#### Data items
++++++++

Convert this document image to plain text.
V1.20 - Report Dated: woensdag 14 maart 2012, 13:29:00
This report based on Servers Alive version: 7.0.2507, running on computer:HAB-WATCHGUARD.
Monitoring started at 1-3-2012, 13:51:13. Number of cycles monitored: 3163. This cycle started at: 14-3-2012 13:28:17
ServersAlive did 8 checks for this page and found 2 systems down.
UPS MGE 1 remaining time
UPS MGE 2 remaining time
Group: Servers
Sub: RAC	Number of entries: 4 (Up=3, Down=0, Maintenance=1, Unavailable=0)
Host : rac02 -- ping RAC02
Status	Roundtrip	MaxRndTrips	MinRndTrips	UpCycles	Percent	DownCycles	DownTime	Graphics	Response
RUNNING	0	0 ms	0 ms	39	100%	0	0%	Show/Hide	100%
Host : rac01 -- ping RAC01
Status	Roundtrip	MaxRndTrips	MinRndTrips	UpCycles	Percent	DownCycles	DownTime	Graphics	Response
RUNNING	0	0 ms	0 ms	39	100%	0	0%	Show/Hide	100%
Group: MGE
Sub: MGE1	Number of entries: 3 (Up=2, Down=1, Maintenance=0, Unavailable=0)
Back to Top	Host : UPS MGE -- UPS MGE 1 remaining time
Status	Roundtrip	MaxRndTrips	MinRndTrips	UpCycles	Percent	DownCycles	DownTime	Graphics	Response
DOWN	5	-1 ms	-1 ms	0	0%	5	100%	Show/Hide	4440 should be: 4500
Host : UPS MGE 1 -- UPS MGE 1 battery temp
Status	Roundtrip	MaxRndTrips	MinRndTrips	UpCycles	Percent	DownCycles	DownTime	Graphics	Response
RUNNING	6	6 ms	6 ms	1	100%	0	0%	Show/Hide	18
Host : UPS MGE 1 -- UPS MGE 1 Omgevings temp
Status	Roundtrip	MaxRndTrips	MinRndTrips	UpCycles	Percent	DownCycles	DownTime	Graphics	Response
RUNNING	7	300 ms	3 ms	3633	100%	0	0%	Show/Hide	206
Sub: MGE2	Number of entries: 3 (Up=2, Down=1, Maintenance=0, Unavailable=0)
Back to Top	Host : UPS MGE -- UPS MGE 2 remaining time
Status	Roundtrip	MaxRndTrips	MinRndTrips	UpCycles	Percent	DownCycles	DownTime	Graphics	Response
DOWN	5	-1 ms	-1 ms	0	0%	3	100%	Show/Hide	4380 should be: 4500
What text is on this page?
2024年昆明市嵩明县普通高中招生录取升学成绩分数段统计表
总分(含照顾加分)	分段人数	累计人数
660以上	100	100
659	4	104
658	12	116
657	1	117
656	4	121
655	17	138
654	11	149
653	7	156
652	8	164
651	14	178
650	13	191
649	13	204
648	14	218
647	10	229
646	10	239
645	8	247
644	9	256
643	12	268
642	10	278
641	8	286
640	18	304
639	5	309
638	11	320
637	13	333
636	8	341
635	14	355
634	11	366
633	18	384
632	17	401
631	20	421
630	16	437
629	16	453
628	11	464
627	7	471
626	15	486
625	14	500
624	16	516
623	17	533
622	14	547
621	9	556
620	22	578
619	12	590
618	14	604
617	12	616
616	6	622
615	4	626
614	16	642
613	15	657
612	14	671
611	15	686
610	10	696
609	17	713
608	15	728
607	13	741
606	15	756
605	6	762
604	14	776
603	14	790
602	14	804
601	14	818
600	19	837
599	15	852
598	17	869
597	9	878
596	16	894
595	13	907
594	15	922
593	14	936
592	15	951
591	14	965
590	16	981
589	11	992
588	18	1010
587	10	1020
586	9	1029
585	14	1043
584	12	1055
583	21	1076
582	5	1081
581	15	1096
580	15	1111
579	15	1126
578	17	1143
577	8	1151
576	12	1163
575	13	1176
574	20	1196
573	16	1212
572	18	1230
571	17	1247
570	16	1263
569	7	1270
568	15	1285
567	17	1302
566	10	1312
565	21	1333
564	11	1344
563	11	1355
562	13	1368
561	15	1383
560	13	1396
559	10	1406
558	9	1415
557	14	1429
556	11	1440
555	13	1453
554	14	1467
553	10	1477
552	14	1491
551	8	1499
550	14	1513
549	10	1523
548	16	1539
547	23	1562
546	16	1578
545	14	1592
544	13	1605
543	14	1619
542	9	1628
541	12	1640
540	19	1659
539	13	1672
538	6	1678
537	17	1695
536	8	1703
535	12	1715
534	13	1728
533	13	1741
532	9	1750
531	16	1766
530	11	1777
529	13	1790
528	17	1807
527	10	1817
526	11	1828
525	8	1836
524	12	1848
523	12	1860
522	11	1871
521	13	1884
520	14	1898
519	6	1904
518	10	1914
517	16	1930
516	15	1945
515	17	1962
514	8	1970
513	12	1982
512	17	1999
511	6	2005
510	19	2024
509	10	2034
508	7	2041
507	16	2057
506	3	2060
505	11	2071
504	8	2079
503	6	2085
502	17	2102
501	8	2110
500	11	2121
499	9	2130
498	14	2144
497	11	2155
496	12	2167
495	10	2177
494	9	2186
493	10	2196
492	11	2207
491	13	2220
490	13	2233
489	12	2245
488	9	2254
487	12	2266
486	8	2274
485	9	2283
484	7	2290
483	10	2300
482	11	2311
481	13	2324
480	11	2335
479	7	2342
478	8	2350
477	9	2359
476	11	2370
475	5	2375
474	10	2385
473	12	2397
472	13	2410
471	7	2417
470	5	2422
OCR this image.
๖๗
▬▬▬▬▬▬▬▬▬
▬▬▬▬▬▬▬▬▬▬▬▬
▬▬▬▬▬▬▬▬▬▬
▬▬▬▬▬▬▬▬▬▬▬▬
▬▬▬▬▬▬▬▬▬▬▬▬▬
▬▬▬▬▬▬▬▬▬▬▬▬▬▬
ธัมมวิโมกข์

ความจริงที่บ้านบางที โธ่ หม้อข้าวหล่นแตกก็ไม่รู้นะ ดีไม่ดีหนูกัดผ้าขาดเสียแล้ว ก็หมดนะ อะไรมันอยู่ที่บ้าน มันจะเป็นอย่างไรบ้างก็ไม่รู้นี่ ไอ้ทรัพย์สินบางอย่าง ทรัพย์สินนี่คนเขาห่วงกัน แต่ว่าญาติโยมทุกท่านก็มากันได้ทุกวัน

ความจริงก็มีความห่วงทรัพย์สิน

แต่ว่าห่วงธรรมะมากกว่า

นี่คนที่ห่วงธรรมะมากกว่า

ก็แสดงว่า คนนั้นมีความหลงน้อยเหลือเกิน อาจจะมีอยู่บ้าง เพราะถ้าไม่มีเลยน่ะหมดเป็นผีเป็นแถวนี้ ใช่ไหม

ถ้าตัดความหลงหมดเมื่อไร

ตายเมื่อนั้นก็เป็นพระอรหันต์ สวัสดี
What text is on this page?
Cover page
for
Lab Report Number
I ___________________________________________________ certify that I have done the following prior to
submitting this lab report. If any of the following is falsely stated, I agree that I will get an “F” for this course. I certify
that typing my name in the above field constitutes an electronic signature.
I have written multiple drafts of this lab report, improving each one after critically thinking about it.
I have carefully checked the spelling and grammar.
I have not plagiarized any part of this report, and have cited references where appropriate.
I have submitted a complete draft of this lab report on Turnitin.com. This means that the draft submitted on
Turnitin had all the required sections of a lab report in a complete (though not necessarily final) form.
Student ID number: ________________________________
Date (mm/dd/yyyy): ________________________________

++++++++

#### Directions
Each line of the material above needs to be quoted exactly, please.

#### Answer to the problem
Convert this document image to plain text.
V1.20 - Report Dated: woensdag 14 maart 2012, 13:29:00
This report based on Servers Alive version: 7.0.2507, running on computer:HAB-WATCHGUARD.
Monitoring started at 1-3-2012, 13:51:13. Number of cycles monitored: 3163. This cycle started at: 14-3-2012 13:28:17
ServersAlive did 8 checks for this page and found 2 systems down.
UPS MGE 1 remaining time
UPS MGE 2 remaining time
Group: Servers
Sub: RAC	Number of entries: 4 (Up=3, Down=0, Maintenance=1, Unavailable=0)
Host : rac02 -- ping RAC02
Status	Roundtrip	MaxRndTrips	MinRndTrips	UpCycles	Percent	DownCycles	DownTime	Graphics	Response
RUNNING	0	0 ms	0 ms	39	100%	0	0%	Show/Hide	100%
Host : rac01 -- ping RAC01
Status	Roundtrip	MaxRndTrips	MinRndTrips	UpCycles	Percent	DownCycles	DownTime	Graphics	Response
RUNNING	0	0 ms	0 ms	39	100%	0	0%	Show/Hide	100%
Group: MGE
Sub: MGE1	Number of entries: 3 (Up=2, Down=1, Maintenance=0, Unavailable=0)
Back to Top	Host : UPS MGE -- UPS MGE 1 remaining time
Status	Roundtrip	MaxRndTrips	MinRndTrips	UpCycles	Percent	DownCycles	DownTime	Graphics	Response
DOWN	5	-1 ms	-1 ms	0	0%	5	100%	Show/Hide	4440 should be: 4500
Host : UPS MGE 1 -- UPS MGE 1 battery temp
Status	Roundtrip	MaxRndTrips	MinRndTrips	UpCycles	Percent	DownCycles	DownTime	Graphics	Response
RUNNING	6	6 ms	6 ms	1	100%	0	0%	Show/Hide	18
Host : UPS MGE 1 -- UPS MGE 1 Omgevings temp
Status	Roundtrip	MaxRndTrips	MinRndTrips	UpCycles	Percent	DownCycles	DownTime	Graphics	Response
RUNNING	7	300 ms	3 ms	3633	100%	0	0%	Show/Hide	206
Sub: MGE2	Number of entries: 3 (Up=2, Down=1, Maintenance=0, Unavailable=0)
Back to Top	Host : UPS MGE -- UPS MGE 2 remaining time
Status	Roundtrip	MaxRndTrips	MinRndTrips	UpCycles	Percent	DownCycles	DownTime	Graphics	Response
DOWN	5	-1 ms	-1 ms	0	0%	3	100%	Show/Hide	4380 should be: 4500
What text is on this page?
2024年昆明市嵩明县普通高中招生录取升学成绩分数段统计表
总分(含照顾加分)	分段人数	累计人数
660以上	100	100
659	4	104
658	12	116
657	1	117
656	4	121
655	17	138
654	11	149
653	7	156
652	8	164
651	14	178
650	13	191
649	13	204
648	14	218
647	10	229
646	10	239
645	8	247
644	9	256
643	12	268
642	10	278
641	8	286
640	18	304
639	5	309
638	11	320
637	13	333
636	8	341
635	14	355
634	11	366
633	18	384
632	17	401
631	20	421
630	16	437
629	16	453
628	11	464
627	7	471
626	15	486
625	14	500
624	16	516
623	17	533
622	14	547
621	9	556
620	22	578
619	12	590
618	14	604
617	12	616
616	6	622
615	4	626
614	16	642
613	15	657
612	14	671
611	15	686
610	10	696
609	17	713
608	15	728
607	13	741
606	15	756
605	6	762
604	14	776
603	14	790
602	14	804
601	14	818
600	19	837
599	15	852
598	17	869
597	9	878
596	16	894
595	13	907
594	15	922
593	14	936
592	15	951
591	14	965
590	16	981
589	11	992
588	18	1010
587	10	1020
586	9	1029
585	14	1043
584	12	1055
583	21	1076
582	5	1081
581	15	1096
580	15	1111
579	15	1126
578	17	1143
577	8	1151
576	12	1163
575	13	1176
574	20	1196
573	16	1212
572	18	1230
571	17	1247
570	16	1263
569	7	1270
568	15	1285
567	17	1302
566	10	1312
565	21	1333
564	11	1344
563	11	1355
562	13	1368
561	15	1383
560	13	1396
559	10	1406
558	9	1415
557	14	1429
556	11	1440
555	13	1453
554	14	1467
553	10	1477
552	14	1491
551	8	1499
550	14	1513
549	10	1523
548	16	1539
547	23	1562
546	16	1578
545	14	1592
544	13	1605
543	14	1619
542	9	1628
541	12	1640
540	19	1659
539	13	1672
538	6	1678
537	17	1695
536	8	1703
535	12	1715
534	13	1728
533	13	1741
532	9	1750
531	16	1766
530	11	1777
529	13	1790
528	17	1807
527	10	1817
526	11	1828
525	8	1836
524	12	1848
523	12	1860
522	11	1871
521	13	1884
520	14	1898
519	6	1904
518	10	1914
517	16	1930
516	15	1945
515	17	1962
514	8	1970
513	12	1982
512	17	1999
511	6	2005
510	19	2024
509	10	2034
508	7	2041
507	16	2057
506	3	2060
505	11	2071
504	8	2079
503	6	2085
502	17	2102
501	8	2110
500	11	2121
499	9	2130
498	14	2144
497	11	2155
496	12	2167
495	10	2177
494	9	2186
493	10	2196
492	11	2207
491	13	2220
490	13	2233
489	12	2245
488	9	2254
487	12	2266
486	8	2274
485	9	2283
484	7	2290
483	10	2300
482	11	2311
481	13	2324
480	11	2335
479	7	2342
478	8	2350
477	9	2359
476	11	2370
475	5	2375
474	10	2385
473	12	2397
472	13	2410
471	7	2417
470	5	2422
OCR this image.
๖๗
▬▬▬▬▬▬▬▬▬
▬▬▬▬▬▬▬▬▬▬▬▬
▬▬▬▬▬▬▬▬▬▬
▬▬▬▬▬▬▬▬▬▬▬▬
▬▬▬▬▬▬▬▬▬▬▬▬▬
▬▬▬▬▬▬▬▬▬▬▬▬▬▬
ธัมมวิโมกข์

ความจริงที่บ้านบางที โธ่ หม้อข้าวหล่นแตกก็ไม่รู้นะ ดีไม่ดีหนูกัดผ้าขาดเสียแล้ว ก็หมดนะ อะไรมันอยู่ที่บ้าน มันจะเป็นอย่างไรบ้างก็ไม่รู้นี่ ไอ้ทรัพย์สินบางอย่าง ทรัพย์สินนี่คนเขาห่วงกัน แต่ว่าญาติโยมทุกท่านก็มากันได้ทุกวัน

ความจริงก็มีความห่วงทรัพย์สิน

แต่ว่าห่วงธรรมะมากกว่า

นี่คนที่ห่วงธรรมะมากกว่า

ก็แสดงว่า คนนั้นมีความหลงน้อยเหลือเกิน อาจจะมีอยู่บ้าง เพราะถ้าไม่มีเลยน่ะหมดเป็นผีเป็นแถวนี้ ใช่ไหม

ถ้าตัดความหลงหมดเมื่อไร

ตายเมื่อนั้นก็เป็นพระอรหันต์ สวัสดี
What text is on this page?
Cover page
for
Lab Report Number
I ___________________________________________________ certify that I have done the following prior to
submitting this lab report. If any of the following is falsely stated, I agree that I will get an “F” for this course. I certify
that typing my name in the above field constitutes an electronic signature.
I have written multiple drafts of this lab report, improving each one after critically thinking about it.
I have carefully checked the spelling and grammar.
I have not plagiarized any part of this report, and have cited references where appropriate.
I have submitted a complete draft of this lab report on Turnitin.com. This means that the draft submitted on
Turnitin had all the required sections of a lab report in a complete (though not necessarily final) form.
Student ID number: ________________________________
Date (mm/dd/yyyy): ________________________________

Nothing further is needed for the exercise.